YOUR TASK ▸ Transcribe every line of the listing below without any deviation.

Data items:
# # # # # # #
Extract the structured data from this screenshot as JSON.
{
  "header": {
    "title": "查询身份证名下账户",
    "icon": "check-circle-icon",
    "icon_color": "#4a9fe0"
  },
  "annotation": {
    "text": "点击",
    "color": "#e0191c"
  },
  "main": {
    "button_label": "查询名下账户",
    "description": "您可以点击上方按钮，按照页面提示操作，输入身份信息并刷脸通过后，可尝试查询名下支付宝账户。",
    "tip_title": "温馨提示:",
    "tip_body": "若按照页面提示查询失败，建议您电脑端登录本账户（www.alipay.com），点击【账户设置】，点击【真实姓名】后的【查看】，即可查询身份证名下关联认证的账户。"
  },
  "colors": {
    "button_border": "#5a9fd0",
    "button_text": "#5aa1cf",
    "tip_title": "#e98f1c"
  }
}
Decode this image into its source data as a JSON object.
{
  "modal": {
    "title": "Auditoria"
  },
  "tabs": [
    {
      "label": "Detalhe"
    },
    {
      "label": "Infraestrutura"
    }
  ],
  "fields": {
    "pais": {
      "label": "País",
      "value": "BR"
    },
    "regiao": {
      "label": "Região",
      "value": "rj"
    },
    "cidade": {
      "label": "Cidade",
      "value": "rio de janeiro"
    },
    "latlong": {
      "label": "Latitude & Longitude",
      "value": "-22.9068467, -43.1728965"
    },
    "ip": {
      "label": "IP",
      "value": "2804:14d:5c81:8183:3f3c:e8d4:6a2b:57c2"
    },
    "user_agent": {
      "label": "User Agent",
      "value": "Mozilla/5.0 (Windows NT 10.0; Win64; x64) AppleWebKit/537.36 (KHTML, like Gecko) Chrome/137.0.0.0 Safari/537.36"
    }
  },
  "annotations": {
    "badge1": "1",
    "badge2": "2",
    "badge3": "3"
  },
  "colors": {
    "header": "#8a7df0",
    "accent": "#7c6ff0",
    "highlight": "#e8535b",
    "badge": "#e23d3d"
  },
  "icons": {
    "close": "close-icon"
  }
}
# # # # # # #
EXERCISE OUTPUT ▸
Extract the structured data from this screenshot as JSON.
{
  "header": {
    "title": "查询身份证名下账户",
    "icon": "check-circle-icon",
    "icon_color": "#4a9fe0"
  },
  "annotation": {
    "text": "点击",
    "color": "#e0191c"
  },
  "main": {
    "button_label": "查询名下账户",
    "description": "您可以点击上方按钮，按照页面提示操作，输入身份信息并刷脸通过后，可尝试查询名下支付宝账户。",
    "tip_title": "温馨提示:",
    "tip_body": "若按照页面提示查询失败，建议您电脑端登录本账户（www.alipay.com），点击【账户设置】，点击【真实姓名】后的【查看】，即可查询身份证名下关联认证的账户。"
  },
  "colors": {
    "button_border": "#5a9fd0",
    "button_text": "#5aa1cf",
    "tip_title": "#e98f1c"
  }
}
Decode this image into its source data as a JSON object.
{
  "modal": {
    "title": "Auditoria"
  },
  "tabs": [
    {
      "label": "Detalhe"
    },
    {
      "label": "Infraestrutura"
    }
  ],
  "fields": {
    "pais": {
      "label": "País",
      "value": "BR"
    },
    "regiao": {
      "label": "Região",
      "value": "rj"
    },
    "cidade": {
      "label": "Cidade",
      "value": "rio de janeiro"
    },
    "latlong": {
      "label": "Latitude & Longitude",
      "value": "-22.9068467, -43.1728965"
    },
    "ip": {
      "label": "IP",
      "value": "2804:14d:5c81:8183:3f3c:e8d4:6a2b:57c2"
    },
    "user_agent": {
      "label": "User Agent",
      "value": "Mozilla/5.0 (Windows NT 10.0; Win64; x64) AppleWebKit/537.36 (KHTML, like Gecko) Chrome/137.0.0.0 Safari/537.36"
    }
  },
  "annotations": {
    "badge1": "1",
    "badge2": "2",
    "badge3": "3"
  },
  "colors": {
    "header": "#8a7df0",
    "accent": "#7c6ff0",
    "highlight": "#e8535b",
    "badge": "#e23d3d"
  },
  "icons": {
    "close": "close-icon"
  }
}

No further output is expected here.